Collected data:

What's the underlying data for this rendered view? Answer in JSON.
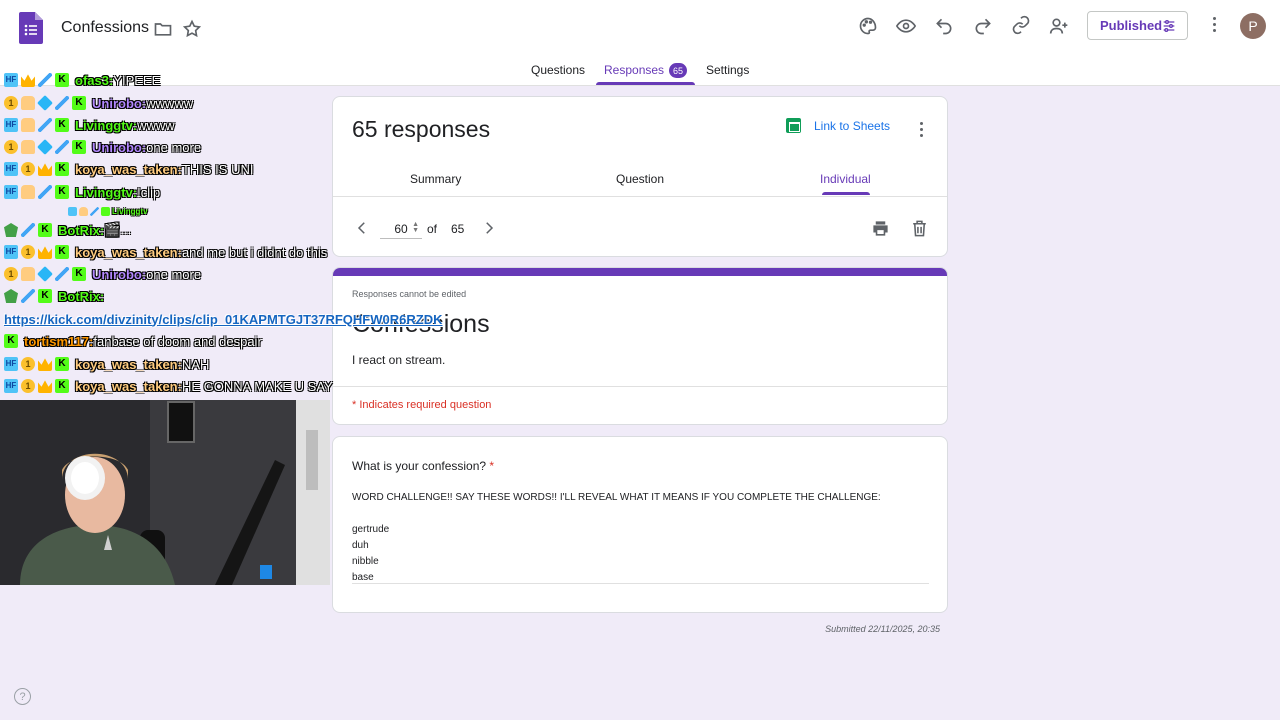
{
  "header": {
    "title": "Confessions",
    "published_label": "Published",
    "avatar_letter": "P"
  },
  "tabs": [
    {
      "label": "Questions"
    },
    {
      "label": "Responses",
      "count": "65"
    },
    {
      "label": "Settings"
    }
  ],
  "summary": {
    "title": "65 responses",
    "link_sheets": "Link to Sheets",
    "sub_tabs": [
      "Summary",
      "Question",
      "Individual"
    ],
    "current_page": "60",
    "of_label": "of",
    "total": "65"
  },
  "form": {
    "no_edit": "Responses cannot be edited",
    "title": "Confessions",
    "description": "I react on stream.",
    "required_note": "* Indicates required question"
  },
  "question": {
    "title": "What is your confession?",
    "required_star": "*",
    "answer_intro": "WORD CHALLENGE!! SAY THESE WORDS!! I'LL REVEAL WHAT IT MEANS IF YOU COMPLETE THE CHALLENGE:",
    "words": [
      "gertrude",
      "duh",
      "nibble",
      "base"
    ]
  },
  "submitted": "Submitted 22/11/2025, 20:35",
  "help": "?",
  "chat": [
    {
      "user": "ofas3:",
      "color": "#53fc18",
      "msg": " YIPEEE"
    },
    {
      "user": "Unirobo:",
      "color": "#b388ff",
      "msg": " wwwww"
    },
    {
      "user": "Livinggtv:",
      "color": "#53fc18",
      "msg": " wwww"
    },
    {
      "user": "Unirobo:",
      "color": "#b388ff",
      "msg": " one more"
    },
    {
      "user": "koya_was_taken:",
      "color": "#ffcc80",
      "msg": " THIS IS UNI"
    },
    {
      "user": "Livinggtv:",
      "color": "#53fc18",
      "msg": " !clip"
    },
    {
      "user": "BotRix:",
      "color": "#53fc18",
      "msg": " 🎬..."
    },
    {
      "user": "koya_was_taken:",
      "color": "#ffcc80",
      "msg": " and me but i didnt do this"
    },
    {
      "user": "Unirobo:",
      "color": "#b388ff",
      "msg": " one more"
    },
    {
      "user": "BotRix:",
      "color": "#53fc18",
      "msg": ""
    },
    {
      "user": "",
      "color": "#1565c0",
      "msg": "https://kick.com/divzinity/clips/clip_01KAPMTGJT37RFQHFW0R6RZDK"
    },
    {
      "user": "tortism117:",
      "color": "#ff9800",
      "msg": " fanbase of doom and despair"
    },
    {
      "user": "koya_was_taken:",
      "color": "#ffcc80",
      "msg": " NAH"
    },
    {
      "user": "koya_was_taken:",
      "color": "#ffcc80",
      "msg": " HE GONNA MAKE U SAY"
    }
  ],
  "mini_chat_user": "Livinggtv",
  "colors": {
    "accent": "#673ab7",
    "required": "#d93025",
    "link": "#1a73e8",
    "background": "#f0ebf8"
  }
}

→ Exercise
Extract the full listing exactly, with the pictures left out.

→ Response to the task
What's the underlying data for this rendered view? Answer in JSON.
{
  "header": {
    "title": "Confessions",
    "published_label": "Published",
    "avatar_letter": "P"
  },
  "tabs": [
    {
      "label": "Questions"
    },
    {
      "label": "Responses",
      "count": "65"
    },
    {
      "label": "Settings"
    }
  ],
  "summary": {
    "title": "65 responses",
    "link_sheets": "Link to Sheets",
    "sub_tabs": [
      "Summary",
      "Question",
      "Individual"
    ],
    "current_page": "60",
    "of_label": "of",
    "total": "65"
  },
  "form": {
    "no_edit": "Responses cannot be edited",
    "title": "Confessions",
    "description": "I react on stream.",
    "required_note": "* Indicates required question"
  },
  "question": {
    "title": "What is your confession?",
    "required_star": "*",
    "answer_intro": "WORD CHALLENGE!! SAY THESE WORDS!! I'LL REVEAL WHAT IT MEANS IF YOU COMPLETE THE CHALLENGE:",
    "words": [
      "gertrude",
      "duh",
      "nibble",
      "base"
    ]
  },
  "submitted": "Submitted 22/11/2025, 20:35",
  "help": "?",
  "chat": [
    {
      "user": "ofas3:",
      "color": "#53fc18",
      "msg": " YIPEEE"
    },
    {
      "user": "Unirobo:",
      "color": "#b388ff",
      "msg": " wwwww"
    },
    {
      "user": "Livinggtv:",
      "color": "#53fc18",
      "msg": " wwww"
    },
    {
      "user": "Unirobo:",
      "color": "#b388ff",
      "msg": " one more"
    },
    {
      "user": "koya_was_taken:",
      "color": "#ffcc80",
      "msg": " THIS IS UNI"
    },
    {
      "user": "Livinggtv:",
      "color": "#53fc18",
      "msg": " !clip"
    },
    {
      "user": "BotRix:",
      "color": "#53fc18",
      "msg": " 🎬..."
    },
    {
      "user": "koya_was_taken:",
      "color": "#ffcc80",
      "msg": " and me but i didnt do this"
    },
    {
      "user": "Unirobo:",
      "color": "#b388ff",
      "msg": " one more"
    },
    {
      "user": "BotRix:",
      "color": "#53fc18",
      "msg": ""
    },
    {
      "user": "",
      "color": "#1565c0",
      "msg": "https://kick.com/divzinity/clips/clip_01KAPMTGJT37RFQHFW0R6RZDK"
    },
    {
      "user": "tortism117:",
      "color": "#ff9800",
      "msg": " fanbase of doom and despair"
    },
    {
      "user": "koya_was_taken:",
      "color": "#ffcc80",
      "msg": " NAH"
    },
    {
      "user": "koya_was_taken:",
      "color": "#ffcc80",
      "msg": " HE GONNA MAKE U SAY"
    }
  ],
  "mini_chat_user": "Livinggtv",
  "colors": {
    "accent": "#673ab7",
    "required": "#d93025",
    "link": "#1a73e8",
    "background": "#f0ebf8"
  }
}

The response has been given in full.